• [WHAT IS EXPECTED]
Give all the lines below again, exactly, with no pictures.

• [RECORDS SHOWN]
__________
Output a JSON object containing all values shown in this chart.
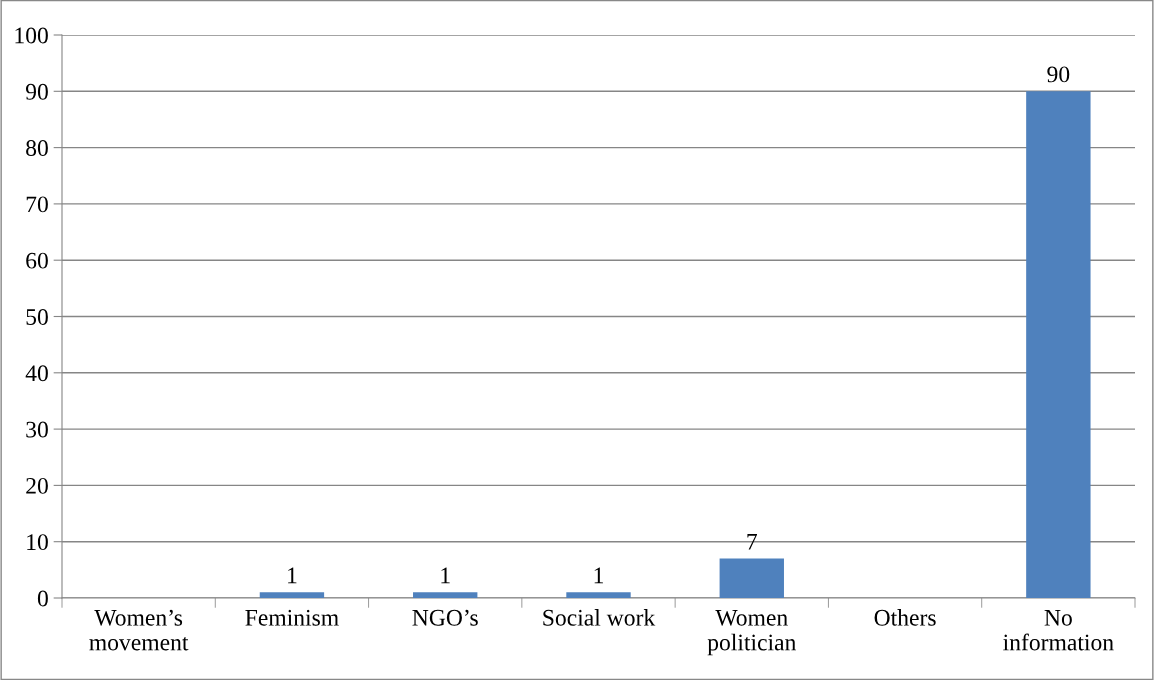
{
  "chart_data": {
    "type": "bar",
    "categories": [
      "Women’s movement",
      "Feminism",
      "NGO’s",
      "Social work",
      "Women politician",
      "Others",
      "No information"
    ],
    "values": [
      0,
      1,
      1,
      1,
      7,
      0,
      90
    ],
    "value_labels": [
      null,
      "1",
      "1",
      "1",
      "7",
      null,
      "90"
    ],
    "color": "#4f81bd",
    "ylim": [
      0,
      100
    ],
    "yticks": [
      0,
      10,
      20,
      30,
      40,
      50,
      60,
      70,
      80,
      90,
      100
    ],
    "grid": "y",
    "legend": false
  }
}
__________
• [RESPONSE TO THE EXERCISE]
Output a JSON object containing all values shown in this chart.
{
  "chart_data": {
    "type": "bar",
    "categories": [
      "Women’s movement",
      "Feminism",
      "NGO’s",
      "Social work",
      "Women politician",
      "Others",
      "No information"
    ],
    "values": [
      0,
      1,
      1,
      1,
      7,
      0,
      90
    ],
    "value_labels": [
      null,
      "1",
      "1",
      "1",
      "7",
      null,
      "90"
    ],
    "color": "#4f81bd",
    "ylim": [
      0,
      100
    ],
    "yticks": [
      0,
      10,
      20,
      30,
      40,
      50,
      60,
      70,
      80,
      90,
      100
    ],
    "grid": "y",
    "legend": false
  }
}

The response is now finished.